Leave out the pictures and copy every record exactly.

→ Provided data:
## Start

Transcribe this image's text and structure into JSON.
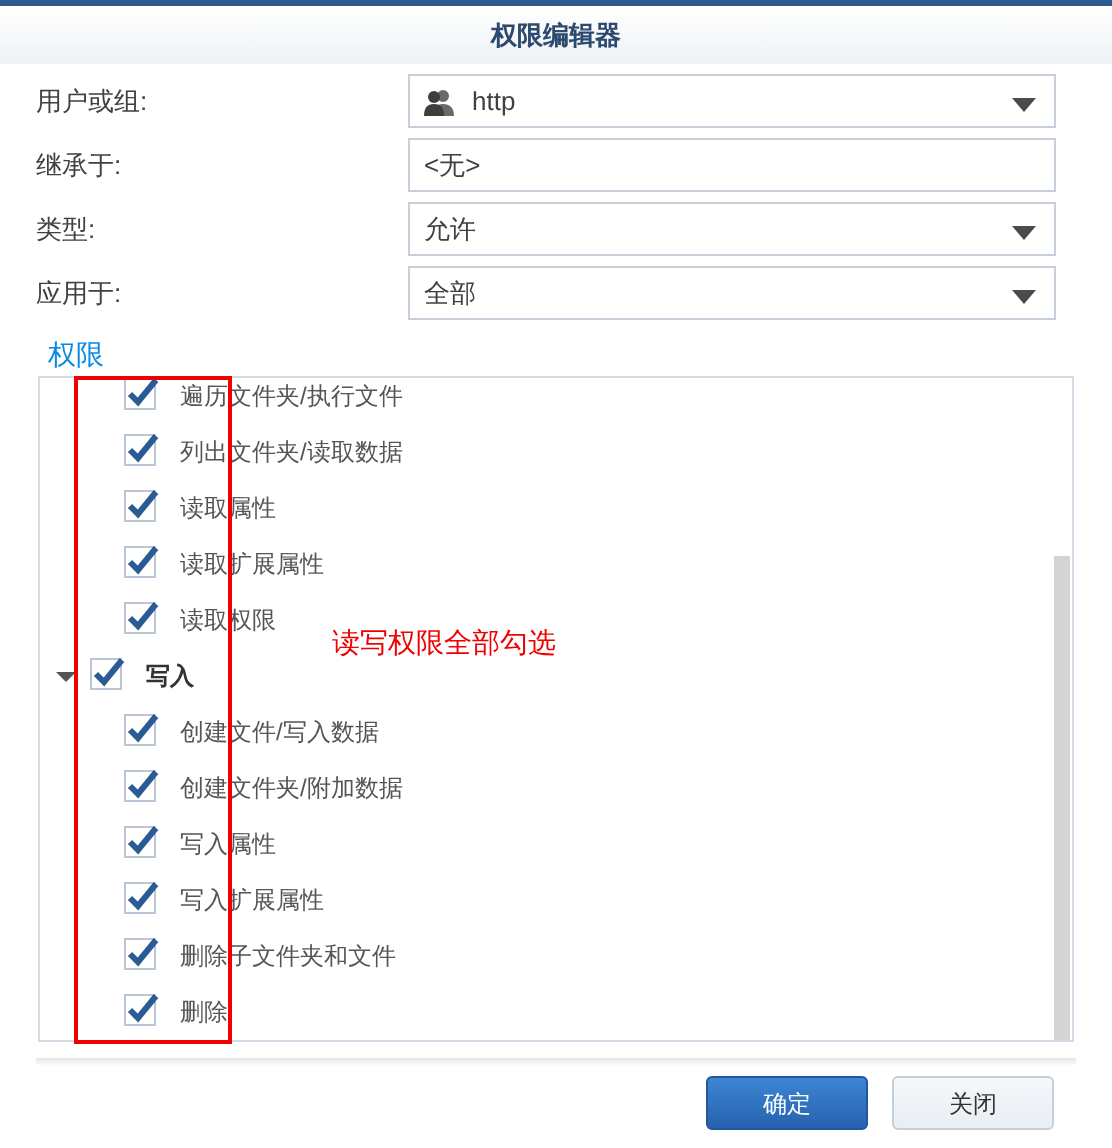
{
  "window": {
    "title": "权限编辑器"
  },
  "form": [
    {
      "label": "用户或组:",
      "value": "http",
      "kind": "user-select"
    },
    {
      "label": "继承于:",
      "value": "<无>",
      "kind": "text"
    },
    {
      "label": "类型:",
      "value": "允许",
      "kind": "select"
    },
    {
      "label": "应用于:",
      "value": "全部",
      "kind": "select"
    }
  ],
  "section_title": "权限",
  "tree": [
    {
      "label": "遍历文件夹/执行文件",
      "checked": true
    },
    {
      "label": "列出文件夹/读取数据",
      "checked": true
    },
    {
      "label": "读取属性",
      "checked": true
    },
    {
      "label": "读取扩展属性",
      "checked": true
    },
    {
      "label": "读取权限",
      "checked": true
    },
    {
      "label": "写入",
      "checked": true,
      "expanded": true,
      "children": [
        {
          "label": "创建文件/写入数据",
          "checked": true
        },
        {
          "label": "创建文件夹/附加数据",
          "checked": true
        },
        {
          "label": "写入属性",
          "checked": true
        },
        {
          "label": "写入扩展属性",
          "checked": true
        },
        {
          "label": "删除子文件夹和文件",
          "checked": true
        },
        {
          "label": "删除",
          "checked": true
        }
      ]
    }
  ],
  "annotation": "读写权限全部勾选",
  "buttons": [
    {
      "label": "确定",
      "kind": "primary"
    },
    {
      "label": "关闭",
      "kind": "secondary"
    }
  ]
}
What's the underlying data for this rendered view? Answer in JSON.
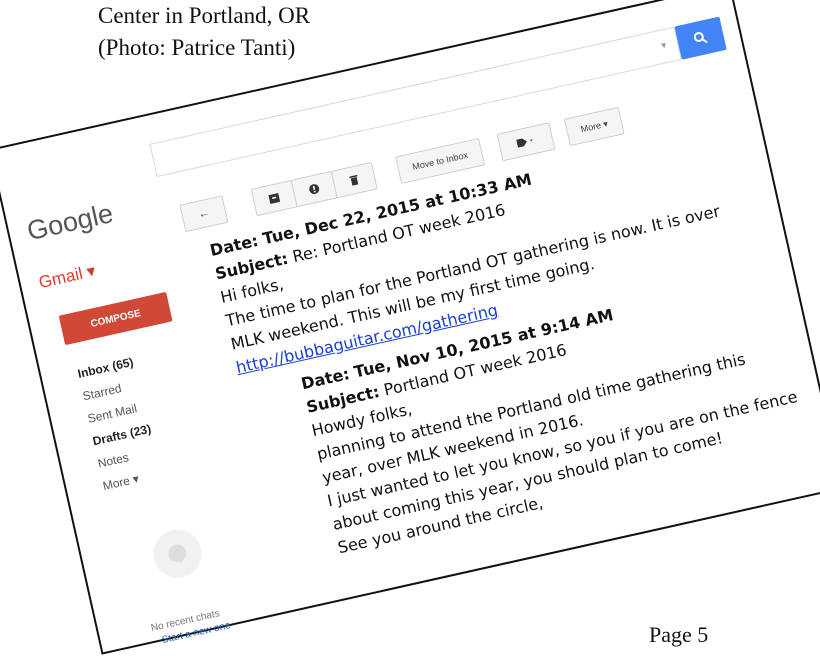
{
  "caption": {
    "line1": "Center in Portland, OR",
    "line2": "(Photo: Patrice Tanti)"
  },
  "page_number": "Page 5",
  "gmail": {
    "logo": "Google",
    "app_label": "Gmail ▾",
    "compose_label": "COMPOSE",
    "nav": {
      "inbox": "Inbox (65)",
      "starred": "Starred",
      "sent": "Sent Mail",
      "drafts": "Drafts (23)",
      "notes": "Notes",
      "more": "More ▾"
    },
    "toolbar": {
      "move_to_inbox": "Move to Inbox",
      "more": "More ▾"
    },
    "chat": {
      "no_recent": "No recent chats",
      "start_new": "Start a new one"
    }
  },
  "email1": {
    "date_label": "Date:",
    "date_value": "Tue, Dec 22, 2015 at 10:33 AM",
    "subject_label": "Subject:",
    "subject_value": "Re: Portland OT week 2016",
    "lines": [
      "Hi folks,",
      "The time to plan for the Portland OT gathering is now. It is over",
      "MLK weekend. This will be my first time going."
    ],
    "link": "http://bubbaguitar.com/gathering"
  },
  "email2": {
    "date_label": "Date:",
    "date_value": "Tue, Nov 10, 2015 at 9:14 AM",
    "subject_label": "Subject:",
    "subject_value": "Portland OT week 2016",
    "lines": [
      "Howdy folks,",
      "planning to attend the Portland old time gathering this",
      "year, over MLK weekend in 2016.",
      "I just wanted to let you know, so you if you are on the fence",
      "about coming this year, you should plan to come!",
      "See you around the circle,"
    ]
  },
  "colors": {
    "search_blue": "#4285f4",
    "compose_red": "#d14836",
    "gmail_red": "#d23f31",
    "link_blue": "#1a3fd1"
  }
}
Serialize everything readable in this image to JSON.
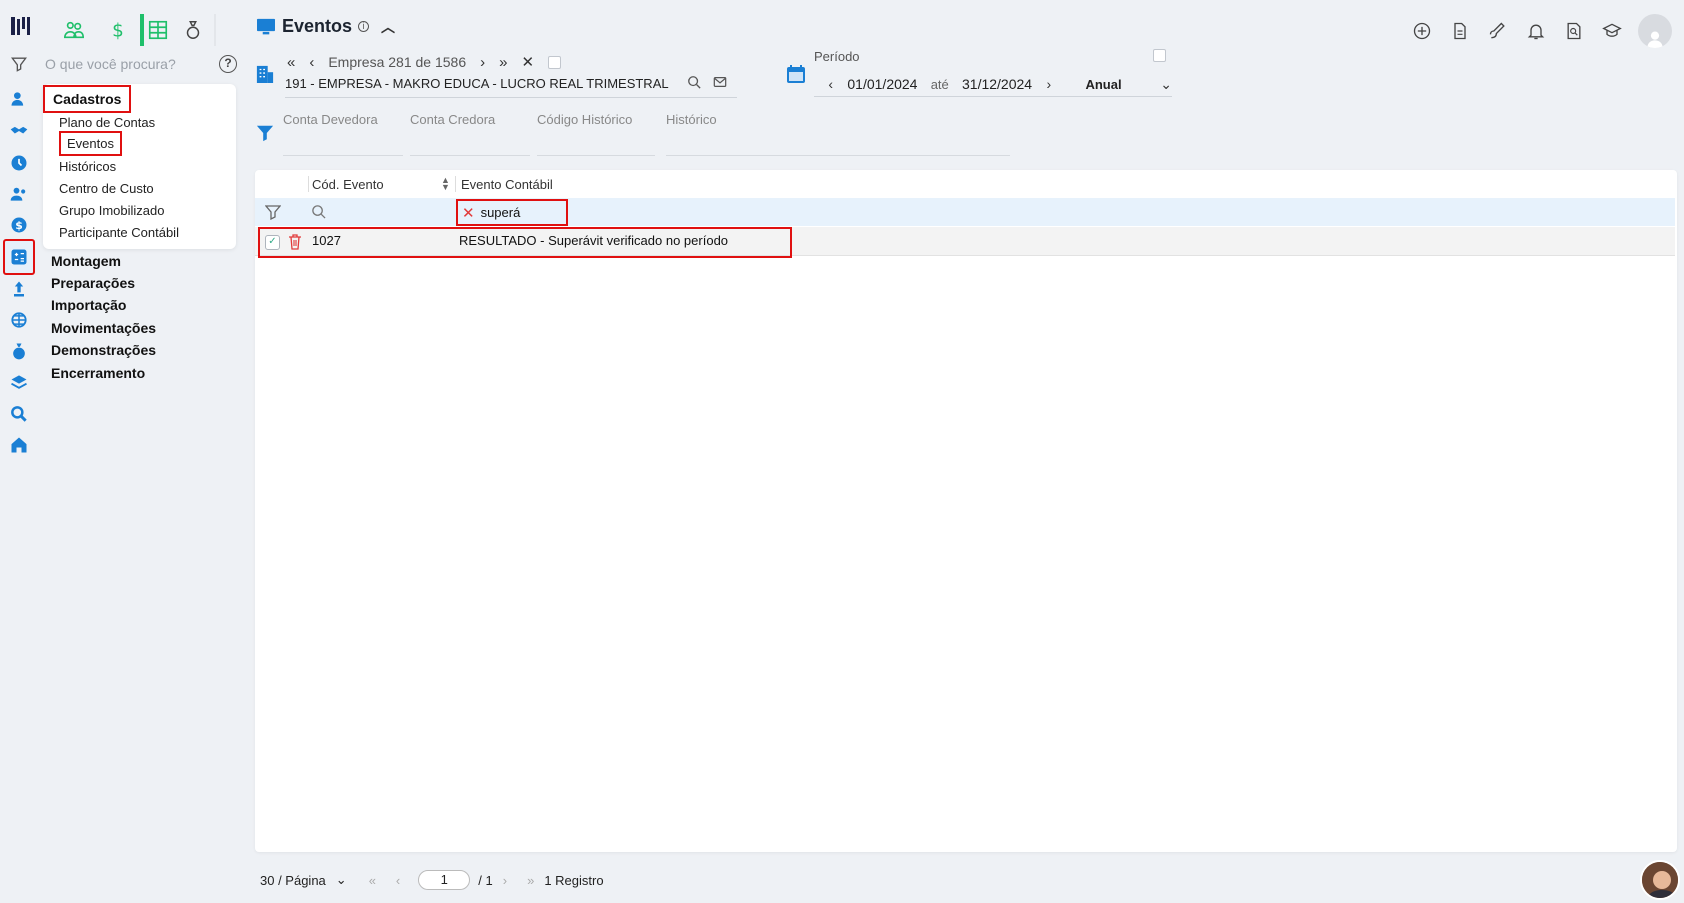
{
  "search": {
    "placeholder": "O que você procura?"
  },
  "menu": {
    "title": "Cadastros",
    "items": [
      "Plano de Contas",
      "Eventos",
      "Históricos",
      "Centro de Custo",
      "Grupo Imobilizado",
      "Participante Contábil"
    ],
    "groups": [
      "Montagem",
      "Preparações",
      "Importação",
      "Movimentações",
      "Demonstrações",
      "Encerramento"
    ]
  },
  "header": {
    "title": "Eventos"
  },
  "empresa": {
    "nav_label": "Empresa 281 de 1586",
    "name": "191 - EMPRESA - MAKRO EDUCA - LUCRO REAL TRIMESTRAL"
  },
  "periodo": {
    "label": "Período",
    "start": "01/01/2024",
    "ate": "até",
    "end": "31/12/2024",
    "type": "Anual"
  },
  "filters": [
    "Conta Devedora",
    "Conta Credora",
    "Código Histórico",
    "Histórico"
  ],
  "grid": {
    "columns": [
      "Cód. Evento",
      "Evento Contábil"
    ],
    "filter_value": "superá",
    "rows": [
      {
        "codigo": "1027",
        "evento": "RESULTADO - Superávit verificado no período"
      }
    ]
  },
  "footer": {
    "page_size": "30 / Página",
    "page": "1",
    "total_pages": "/ 1",
    "records": "1 Registro"
  },
  "colors": {
    "accent": "#1a7fd4",
    "highlight": "#e01010",
    "green": "#1fbf6a"
  }
}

## End

→ Correct answer:
Transcribe this image's text and structure into JSON.
{
  "window": {
    "title": "权限编辑器"
  },
  "form": [
    {
      "label": "用户或组:",
      "value": "http",
      "kind": "user-select"
    },
    {
      "label": "继承于:",
      "value": "<无>",
      "kind": "text"
    },
    {
      "label": "类型:",
      "value": "允许",
      "kind": "select"
    },
    {
      "label": "应用于:",
      "value": "全部",
      "kind": "select"
    }
  ],
  "section_title": "权限",
  "tree": [
    {
      "label": "遍历文件夹/执行文件",
      "checked": true
    },
    {
      "label": "列出文件夹/读取数据",
      "checked": true
    },
    {
      "label": "读取属性",
      "checked": true
    },
    {
      "label": "读取扩展属性",
      "checked": true
    },
    {
      "label": "读取权限",
      "checked": true
    },
    {
      "label": "写入",
      "checked": true,
      "expanded": true,
      "children": [
        {
          "label": "创建文件/写入数据",
          "checked": true
        },
        {
          "label": "创建文件夹/附加数据",
          "checked": true
        },
        {
          "label": "写入属性",
          "checked": true
        },
        {
          "label": "写入扩展属性",
          "checked": true
        },
        {
          "label": "删除子文件夹和文件",
          "checked": true
        },
        {
          "label": "删除",
          "checked": true
        }
      ]
    }
  ],
  "annotation": "读写权限全部勾选",
  "buttons": [
    {
      "label": "确定",
      "kind": "primary"
    },
    {
      "label": "关闭",
      "kind": "secondary"
    }
  ]
}
What's the underlying data for this rendered view? Answer in JSON.
{
  "caption": {
    "line1": "Center in Portland, OR",
    "line2": "(Photo: Patrice Tanti)"
  },
  "page_number": "Page 5",
  "gmail": {
    "logo": "Google",
    "app_label": "Gmail ▾",
    "compose_label": "COMPOSE",
    "nav": {
      "inbox": "Inbox (65)",
      "starred": "Starred",
      "sent": "Sent Mail",
      "drafts": "Drafts (23)",
      "notes": "Notes",
      "more": "More ▾"
    },
    "toolbar": {
      "move_to_inbox": "Move to Inbox",
      "more": "More ▾"
    },
    "chat": {
      "no_recent": "No recent chats",
      "start_new": "Start a new one"
    }
  },
  "email1": {
    "date_label": "Date:",
    "date_value": "Tue, Dec 22, 2015 at 10:33 AM",
    "subject_label": "Subject:",
    "subject_value": "Re: Portland OT week 2016",
    "lines": [
      "Hi folks,",
      "The time to plan for the Portland OT gathering is now. It is over",
      "MLK weekend. This will be my first time going."
    ],
    "link": "http://bubbaguitar.com/gathering"
  },
  "email2": {
    "date_label": "Date:",
    "date_value": "Tue, Nov 10, 2015 at 9:14 AM",
    "subject_label": "Subject:",
    "subject_value": "Portland OT week 2016",
    "lines": [
      "Howdy folks,",
      "planning to attend the Portland old time gathering this",
      "year, over MLK weekend in 2016.",
      "I just wanted to let you know, so you if you are on the fence",
      "about coming this year, you should plan to come!",
      "See you around the circle,"
    ]
  },
  "colors": {
    "search_blue": "#4285f4",
    "compose_red": "#d14836",
    "gmail_red": "#d23f31",
    "link_blue": "#1a3fd1"
  }
}
Serialize everything readable in this image to JSON.
{
  "search": {
    "placeholder": "O que você procura?"
  },
  "menu": {
    "title": "Cadastros",
    "items": [
      "Plano de Contas",
      "Eventos",
      "Históricos",
      "Centro de Custo",
      "Grupo Imobilizado",
      "Participante Contábil"
    ],
    "groups": [
      "Montagem",
      "Preparações",
      "Importação",
      "Movimentações",
      "Demonstrações",
      "Encerramento"
    ]
  },
  "header": {
    "title": "Eventos"
  },
  "empresa": {
    "nav_label": "Empresa 281 de 1586",
    "name": "191 - EMPRESA - MAKRO EDUCA - LUCRO REAL TRIMESTRAL"
  },
  "periodo": {
    "label": "Período",
    "start": "01/01/2024",
    "ate": "até",
    "end": "31/12/2024",
    "type": "Anual"
  },
  "filters": [
    "Conta Devedora",
    "Conta Credora",
    "Código Histórico",
    "Histórico"
  ],
  "grid": {
    "columns": [
      "Cód. Evento",
      "Evento Contábil"
    ],
    "filter_value": "superá",
    "rows": [
      {
        "codigo": "1027",
        "evento": "RESULTADO - Superávit verificado no período"
      }
    ]
  },
  "footer": {
    "page_size": "30 / Página",
    "page": "1",
    "total_pages": "/ 1",
    "records": "1 Registro"
  },
  "colors": {
    "accent": "#1a7fd4",
    "highlight": "#e01010",
    "green": "#1fbf6a"
  }
}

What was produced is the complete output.